- _DESCRIPTION OF THE TASK_: From the line with "Transcribe the text in this document." to the final line of the records, reproduce every line exactly and only those lines.

A block of data

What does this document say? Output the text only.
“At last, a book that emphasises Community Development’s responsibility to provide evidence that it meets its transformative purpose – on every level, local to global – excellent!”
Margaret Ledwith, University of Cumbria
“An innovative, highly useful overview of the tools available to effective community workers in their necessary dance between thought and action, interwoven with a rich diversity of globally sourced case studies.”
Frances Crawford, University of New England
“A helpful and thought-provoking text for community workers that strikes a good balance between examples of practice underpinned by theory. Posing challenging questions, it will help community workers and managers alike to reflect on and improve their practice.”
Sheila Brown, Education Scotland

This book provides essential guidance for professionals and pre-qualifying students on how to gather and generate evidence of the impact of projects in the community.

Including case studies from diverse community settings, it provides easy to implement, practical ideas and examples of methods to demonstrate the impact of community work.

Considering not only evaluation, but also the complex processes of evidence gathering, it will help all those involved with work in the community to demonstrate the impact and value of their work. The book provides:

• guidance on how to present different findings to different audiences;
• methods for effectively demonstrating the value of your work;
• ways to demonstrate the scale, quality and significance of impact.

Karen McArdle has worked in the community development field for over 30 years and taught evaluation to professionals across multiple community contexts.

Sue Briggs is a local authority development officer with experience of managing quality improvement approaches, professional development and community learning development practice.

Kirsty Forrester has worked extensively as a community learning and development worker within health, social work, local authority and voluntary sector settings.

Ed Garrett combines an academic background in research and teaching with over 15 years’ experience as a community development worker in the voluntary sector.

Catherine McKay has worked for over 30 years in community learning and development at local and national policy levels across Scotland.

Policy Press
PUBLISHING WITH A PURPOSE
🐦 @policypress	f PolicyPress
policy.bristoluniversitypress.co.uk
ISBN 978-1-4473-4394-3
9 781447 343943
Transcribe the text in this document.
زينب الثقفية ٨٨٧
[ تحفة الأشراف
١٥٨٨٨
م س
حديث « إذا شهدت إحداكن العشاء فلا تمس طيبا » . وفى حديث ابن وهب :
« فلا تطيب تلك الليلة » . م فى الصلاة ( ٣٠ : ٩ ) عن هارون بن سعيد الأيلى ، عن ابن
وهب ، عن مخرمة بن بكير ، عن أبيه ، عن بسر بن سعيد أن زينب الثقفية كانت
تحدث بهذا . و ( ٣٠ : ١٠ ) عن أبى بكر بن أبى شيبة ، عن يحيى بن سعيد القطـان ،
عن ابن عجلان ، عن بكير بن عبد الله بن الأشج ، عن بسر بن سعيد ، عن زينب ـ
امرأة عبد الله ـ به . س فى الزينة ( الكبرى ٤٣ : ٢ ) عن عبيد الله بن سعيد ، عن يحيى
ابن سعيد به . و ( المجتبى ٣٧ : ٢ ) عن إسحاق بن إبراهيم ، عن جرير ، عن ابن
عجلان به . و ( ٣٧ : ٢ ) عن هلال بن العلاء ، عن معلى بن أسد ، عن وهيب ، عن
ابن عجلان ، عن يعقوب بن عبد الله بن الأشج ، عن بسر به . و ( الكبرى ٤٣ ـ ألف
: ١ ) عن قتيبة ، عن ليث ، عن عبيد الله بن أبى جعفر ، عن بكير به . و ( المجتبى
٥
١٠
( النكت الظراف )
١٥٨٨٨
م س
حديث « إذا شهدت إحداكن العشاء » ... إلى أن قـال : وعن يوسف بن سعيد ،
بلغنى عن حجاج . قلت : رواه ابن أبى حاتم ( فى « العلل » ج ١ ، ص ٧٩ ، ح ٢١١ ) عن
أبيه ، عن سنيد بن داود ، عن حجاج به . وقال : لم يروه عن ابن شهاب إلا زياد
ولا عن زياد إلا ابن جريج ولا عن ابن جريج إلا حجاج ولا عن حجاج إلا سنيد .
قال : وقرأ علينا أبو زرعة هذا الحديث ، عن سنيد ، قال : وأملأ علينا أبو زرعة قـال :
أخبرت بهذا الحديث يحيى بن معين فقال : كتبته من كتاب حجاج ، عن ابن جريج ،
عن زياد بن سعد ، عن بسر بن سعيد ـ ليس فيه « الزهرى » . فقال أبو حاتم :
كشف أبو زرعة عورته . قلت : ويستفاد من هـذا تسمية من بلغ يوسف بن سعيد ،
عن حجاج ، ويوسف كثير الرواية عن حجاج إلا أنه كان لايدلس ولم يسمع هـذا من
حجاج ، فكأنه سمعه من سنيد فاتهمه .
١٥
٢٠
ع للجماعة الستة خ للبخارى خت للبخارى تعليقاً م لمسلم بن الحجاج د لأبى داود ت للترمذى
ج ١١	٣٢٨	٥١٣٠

- _WRITTEN ANSWER_:
Transcribe the text in this document.
زينب الثقفية ٨٨٧
[ تحفة الأشراف
١٥٨٨٨
م س
حديث « إذا شهدت إحداكن العشاء فلا تمس طيبا » . وفى حديث ابن وهب :
« فلا تطيب تلك الليلة » . م فى الصلاة ( ٣٠ : ٩ ) عن هارون بن سعيد الأيلى ، عن ابن
وهب ، عن مخرمة بن بكير ، عن أبيه ، عن بسر بن سعيد أن زينب الثقفية كانت
تحدث بهذا . و ( ٣٠ : ١٠ ) عن أبى بكر بن أبى شيبة ، عن يحيى بن سعيد القطـان ،
عن ابن عجلان ، عن بكير بن عبد الله بن الأشج ، عن بسر بن سعيد ، عن زينب ـ
امرأة عبد الله ـ به . س فى الزينة ( الكبرى ٤٣ : ٢ ) عن عبيد الله بن سعيد ، عن يحيى
ابن سعيد به . و ( المجتبى ٣٧ : ٢ ) عن إسحاق بن إبراهيم ، عن جرير ، عن ابن
عجلان به . و ( ٣٧ : ٢ ) عن هلال بن العلاء ، عن معلى بن أسد ، عن وهيب ، عن
ابن عجلان ، عن يعقوب بن عبد الله بن الأشج ، عن بسر به . و ( الكبرى ٤٣ ـ ألف
: ١ ) عن قتيبة ، عن ليث ، عن عبيد الله بن أبى جعفر ، عن بكير به . و ( المجتبى
٥
١٠
( النكت الظراف )
١٥٨٨٨
م س
حديث « إذا شهدت إحداكن العشاء » ... إلى أن قـال : وعن يوسف بن سعيد ،
بلغنى عن حجاج . قلت : رواه ابن أبى حاتم ( فى « العلل » ج ١ ، ص ٧٩ ، ح ٢١١ ) عن
أبيه ، عن سنيد بن داود ، عن حجاج به . وقال : لم يروه عن ابن شهاب إلا زياد
ولا عن زياد إلا ابن جريج ولا عن ابن جريج إلا حجاج ولا عن حجاج إلا سنيد .
قال : وقرأ علينا أبو زرعة هذا الحديث ، عن سنيد ، قال : وأملأ علينا أبو زرعة قـال :
أخبرت بهذا الحديث يحيى بن معين فقال : كتبته من كتاب حجاج ، عن ابن جريج ،
عن زياد بن سعد ، عن بسر بن سعيد ـ ليس فيه « الزهرى » . فقال أبو حاتم :
كشف أبو زرعة عورته . قلت : ويستفاد من هـذا تسمية من بلغ يوسف بن سعيد ،
عن حجاج ، ويوسف كثير الرواية عن حجاج إلا أنه كان لايدلس ولم يسمع هـذا من
حجاج ، فكأنه سمعه من سنيد فاتهمه .
١٥
٢٠
ع للجماعة الستة خ للبخارى خت للبخارى تعليقاً م لمسلم بن الحجاج د لأبى داود ت للترمذى
ج ١١	٣٢٨	٥١٣٠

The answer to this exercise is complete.